__WHAT YOU HAVE TO DO__
Provide the number of lines where the word "nhắn" occurs, and no other text.

__Collected data__
-- begin --
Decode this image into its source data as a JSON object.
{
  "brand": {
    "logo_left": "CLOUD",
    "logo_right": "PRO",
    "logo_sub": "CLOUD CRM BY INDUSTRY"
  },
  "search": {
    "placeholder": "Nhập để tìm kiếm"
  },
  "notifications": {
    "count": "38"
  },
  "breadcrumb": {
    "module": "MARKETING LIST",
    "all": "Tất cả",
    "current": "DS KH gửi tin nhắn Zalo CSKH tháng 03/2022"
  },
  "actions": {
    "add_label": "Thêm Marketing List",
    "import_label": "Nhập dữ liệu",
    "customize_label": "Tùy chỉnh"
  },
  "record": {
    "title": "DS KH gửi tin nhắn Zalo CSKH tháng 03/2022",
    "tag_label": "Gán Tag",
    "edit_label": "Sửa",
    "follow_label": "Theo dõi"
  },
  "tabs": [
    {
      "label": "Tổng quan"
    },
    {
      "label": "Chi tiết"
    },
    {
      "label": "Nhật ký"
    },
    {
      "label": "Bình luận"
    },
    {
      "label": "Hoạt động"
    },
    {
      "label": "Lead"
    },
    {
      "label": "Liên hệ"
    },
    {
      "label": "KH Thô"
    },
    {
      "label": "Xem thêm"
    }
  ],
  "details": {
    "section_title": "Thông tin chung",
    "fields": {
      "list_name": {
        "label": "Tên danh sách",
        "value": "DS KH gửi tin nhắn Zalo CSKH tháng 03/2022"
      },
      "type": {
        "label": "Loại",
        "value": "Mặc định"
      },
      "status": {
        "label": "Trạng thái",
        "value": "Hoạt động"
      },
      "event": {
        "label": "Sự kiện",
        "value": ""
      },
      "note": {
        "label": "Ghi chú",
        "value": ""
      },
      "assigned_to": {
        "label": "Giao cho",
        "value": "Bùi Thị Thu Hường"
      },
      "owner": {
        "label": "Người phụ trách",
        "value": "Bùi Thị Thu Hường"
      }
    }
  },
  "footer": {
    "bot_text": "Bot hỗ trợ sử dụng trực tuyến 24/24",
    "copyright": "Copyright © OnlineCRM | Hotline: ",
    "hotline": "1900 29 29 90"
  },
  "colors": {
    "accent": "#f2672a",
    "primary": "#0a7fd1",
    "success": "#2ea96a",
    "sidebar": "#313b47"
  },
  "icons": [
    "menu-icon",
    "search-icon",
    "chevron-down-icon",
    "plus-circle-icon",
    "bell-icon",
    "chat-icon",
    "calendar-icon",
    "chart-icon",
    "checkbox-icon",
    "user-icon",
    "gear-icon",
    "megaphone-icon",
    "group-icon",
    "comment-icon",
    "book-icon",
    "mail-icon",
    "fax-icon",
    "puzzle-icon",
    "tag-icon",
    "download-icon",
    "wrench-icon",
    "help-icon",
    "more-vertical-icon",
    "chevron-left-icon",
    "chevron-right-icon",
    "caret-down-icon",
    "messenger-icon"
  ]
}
-- end --
__OUTPUT BELOW__
3